:: TESTO DA ANALIZZARE ::
——

Economia

la Lombardia approva la legge sui data center: è la prima in Italia

La sfida è accelerare sulla transizione digitale cercando di limitare l’impatto ambientale
Barbara Fenotti
Un data center
Un data center

La Lombardia accelera sulla transizione digitale, scommettendo sulla sostenibilità e sul recupero del territorio. Ieri, nonostante il voto contrario delle opposizioni, dal Consiglio regionale è arrivato il via libera alla legge che disciplina l’insediamento dei data center, introducendo regole e incentivi per le imprese. La nostra regione sarà così la prima in Italia a regolamentare queste infrastrutture.

La sfida

La sfida del provvedimento guidato dal relatore Jonathan Lobati (Forza Italia) è quella di governare il boom dei centri di archiviazione dati, limitando l’impatto ambientale, lo spreco idrico e il consumo di suolo agricolo. Lo si evince dalle premesse indicate nel «progetto di legge n. 123» presentato in aula e fortemente contestato dalle forze di opposizione.

Anche per la provincia di Brescia, la normativa introduce importanti novità. Ad esempio, uno dei pilastro della legge è il principio della «priorità insediativa»: in sostanza, i nuovi impianti digitali dovranno nascere all’interno di ex fabbriche, cave dismesse, siti contaminati o aree degradate.

Nel dettaglio

Per chi sceglie il recupero urbano sono previste misure premiali: corsie burocratiche accelerate, priorità nei bandi regionali e sconti fino al 30% sui contributi di costruzione comunali. Al contrario, la stretta sulle aree verdi è netta. Chi deciderà di edificare un data center consumando suolo agricolo andrà incontro a pesanti sanzioni economiche, con un incremento del contributo di costruzione del 50%, che sale al 75% se l’impianto ricade in zone protette. I fondi raccolti dai Comuni dovranno essere reinvestiti in interventi compensativi di forestazione e riqualificazione.

——

:: RECORD MOSTRATI ::
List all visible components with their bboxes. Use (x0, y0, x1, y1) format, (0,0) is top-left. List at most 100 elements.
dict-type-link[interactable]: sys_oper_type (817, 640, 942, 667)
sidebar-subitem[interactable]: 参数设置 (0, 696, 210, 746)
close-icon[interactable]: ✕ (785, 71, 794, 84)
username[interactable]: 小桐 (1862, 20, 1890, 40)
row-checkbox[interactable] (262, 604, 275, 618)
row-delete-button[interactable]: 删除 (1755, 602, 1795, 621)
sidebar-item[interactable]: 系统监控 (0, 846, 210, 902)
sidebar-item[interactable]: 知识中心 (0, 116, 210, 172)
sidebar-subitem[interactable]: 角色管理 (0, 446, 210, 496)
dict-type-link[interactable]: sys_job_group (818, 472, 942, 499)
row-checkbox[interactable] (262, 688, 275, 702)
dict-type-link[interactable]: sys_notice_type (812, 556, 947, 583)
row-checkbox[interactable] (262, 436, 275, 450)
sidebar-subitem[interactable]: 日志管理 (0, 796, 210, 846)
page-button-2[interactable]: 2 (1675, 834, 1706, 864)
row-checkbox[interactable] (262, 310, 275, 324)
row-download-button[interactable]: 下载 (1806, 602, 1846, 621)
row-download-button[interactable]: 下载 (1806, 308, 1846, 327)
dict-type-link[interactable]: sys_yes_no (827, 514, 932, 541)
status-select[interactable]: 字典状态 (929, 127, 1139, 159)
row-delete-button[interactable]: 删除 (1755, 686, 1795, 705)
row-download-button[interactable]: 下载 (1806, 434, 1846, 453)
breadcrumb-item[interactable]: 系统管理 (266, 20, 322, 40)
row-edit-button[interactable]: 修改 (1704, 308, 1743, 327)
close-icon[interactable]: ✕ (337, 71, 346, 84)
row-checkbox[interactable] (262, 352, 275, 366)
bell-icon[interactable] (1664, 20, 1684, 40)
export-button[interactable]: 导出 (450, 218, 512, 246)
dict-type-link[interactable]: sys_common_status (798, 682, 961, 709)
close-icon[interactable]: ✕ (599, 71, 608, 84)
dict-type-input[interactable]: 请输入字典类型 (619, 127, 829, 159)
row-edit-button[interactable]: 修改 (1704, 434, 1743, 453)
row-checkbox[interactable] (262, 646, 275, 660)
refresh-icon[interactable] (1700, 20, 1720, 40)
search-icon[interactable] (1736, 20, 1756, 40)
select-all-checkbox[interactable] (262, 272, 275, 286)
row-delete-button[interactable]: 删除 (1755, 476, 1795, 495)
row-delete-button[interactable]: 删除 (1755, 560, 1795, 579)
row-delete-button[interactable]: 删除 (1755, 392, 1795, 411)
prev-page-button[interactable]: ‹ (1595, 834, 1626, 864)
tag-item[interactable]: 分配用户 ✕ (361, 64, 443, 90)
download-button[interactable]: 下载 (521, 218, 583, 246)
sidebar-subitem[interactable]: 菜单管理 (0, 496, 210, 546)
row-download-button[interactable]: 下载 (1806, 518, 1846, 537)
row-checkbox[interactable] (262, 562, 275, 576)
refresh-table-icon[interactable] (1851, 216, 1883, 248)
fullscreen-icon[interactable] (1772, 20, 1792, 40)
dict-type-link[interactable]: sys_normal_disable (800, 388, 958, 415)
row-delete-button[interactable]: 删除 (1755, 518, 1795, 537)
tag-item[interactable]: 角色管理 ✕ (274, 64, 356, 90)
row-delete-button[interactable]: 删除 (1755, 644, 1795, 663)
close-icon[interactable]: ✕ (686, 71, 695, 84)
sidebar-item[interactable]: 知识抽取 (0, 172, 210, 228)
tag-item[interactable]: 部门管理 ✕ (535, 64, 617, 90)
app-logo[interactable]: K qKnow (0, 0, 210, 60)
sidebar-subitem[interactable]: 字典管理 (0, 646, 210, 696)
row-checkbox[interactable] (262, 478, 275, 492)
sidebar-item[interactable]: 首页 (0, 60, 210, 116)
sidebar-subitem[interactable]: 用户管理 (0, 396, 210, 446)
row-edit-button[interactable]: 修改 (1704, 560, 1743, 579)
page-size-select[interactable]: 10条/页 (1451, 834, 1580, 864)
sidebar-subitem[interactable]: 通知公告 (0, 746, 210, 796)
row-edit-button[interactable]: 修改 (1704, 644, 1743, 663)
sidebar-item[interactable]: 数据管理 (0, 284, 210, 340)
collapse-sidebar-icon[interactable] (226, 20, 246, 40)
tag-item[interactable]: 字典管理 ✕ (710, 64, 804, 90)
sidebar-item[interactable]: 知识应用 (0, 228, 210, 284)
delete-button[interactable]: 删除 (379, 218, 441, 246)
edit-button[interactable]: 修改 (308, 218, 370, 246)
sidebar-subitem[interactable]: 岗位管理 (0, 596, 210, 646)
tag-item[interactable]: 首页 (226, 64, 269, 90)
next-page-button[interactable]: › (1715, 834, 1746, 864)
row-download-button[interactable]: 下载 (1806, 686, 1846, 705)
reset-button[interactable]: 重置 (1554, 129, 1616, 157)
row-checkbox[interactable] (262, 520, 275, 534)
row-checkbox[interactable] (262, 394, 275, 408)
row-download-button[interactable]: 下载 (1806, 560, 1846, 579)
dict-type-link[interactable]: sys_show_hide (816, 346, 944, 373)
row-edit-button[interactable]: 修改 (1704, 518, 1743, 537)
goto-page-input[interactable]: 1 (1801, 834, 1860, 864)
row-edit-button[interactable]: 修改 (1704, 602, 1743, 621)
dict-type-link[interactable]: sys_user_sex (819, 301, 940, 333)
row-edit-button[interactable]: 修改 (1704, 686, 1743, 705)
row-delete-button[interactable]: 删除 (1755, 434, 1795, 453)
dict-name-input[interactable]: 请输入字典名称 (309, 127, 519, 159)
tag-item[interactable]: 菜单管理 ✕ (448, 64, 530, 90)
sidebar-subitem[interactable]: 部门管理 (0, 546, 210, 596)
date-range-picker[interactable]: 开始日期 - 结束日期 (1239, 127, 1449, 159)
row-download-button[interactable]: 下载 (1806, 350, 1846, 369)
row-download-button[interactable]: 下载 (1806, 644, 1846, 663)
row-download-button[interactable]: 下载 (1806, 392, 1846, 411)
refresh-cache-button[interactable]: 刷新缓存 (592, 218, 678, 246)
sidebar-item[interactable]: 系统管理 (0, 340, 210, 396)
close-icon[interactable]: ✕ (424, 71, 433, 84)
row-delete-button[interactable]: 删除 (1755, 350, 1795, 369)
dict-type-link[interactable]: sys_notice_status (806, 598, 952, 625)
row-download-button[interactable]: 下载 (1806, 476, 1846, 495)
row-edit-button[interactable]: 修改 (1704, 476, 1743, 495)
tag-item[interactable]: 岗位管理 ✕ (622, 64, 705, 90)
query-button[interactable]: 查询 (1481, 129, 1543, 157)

——

:: ISTRUZIONI ::
Riprendi l'articolo sulla legge lombarda per i data center e portalo avanti a partire dall'ultima frase.

:: RISPOSTA ::
Risorse ambientali

Novità rilevanti riguardano anche la gestione delle risorse ambientali. Le strutture dovranno sfruttare fonti energetiche pulite e, soprattutto, recuperare il calore di scarto dei server per collegarsi alle reti di teleriscaldamento locali, un modello peraltro che a Brescia vanta una tradizione storica. Stop anche ai prelievi incontrollati di acqua pubblica per il raffreddamento: i data center del futuro dovranno basarsi sul riciclo delle acque grigie o su tecniche alternative a impatto zero.

La governance sarà strutturata secondo la potenza energetica degli impianti. Sotto i 5 megawatt i centri saranno compatibili con le destinazioni produttive e terziarie; sopra tale soglia scatterà l’obbligo di destinazione produttiva. Per i giganti superiori ai 10 MW la rilevanza diventa sovracomunale, imponendo una conferenza di concertazione per valutare l’impatto sociale.

La palla passa ora ai sindaci. I Comuni avranno centottanta giorni di tempo per mappare e aggiornare l’elenco di tutte le aree dismesse presenti sul proprio territorio. Per le amministrazioni locali che non rispetteranno i tempi scatterà il blocco immediato dei finanziamenti regionali. Una sfida burocratica e politica che ridisegnerà la mappa digitale del nostro territorio.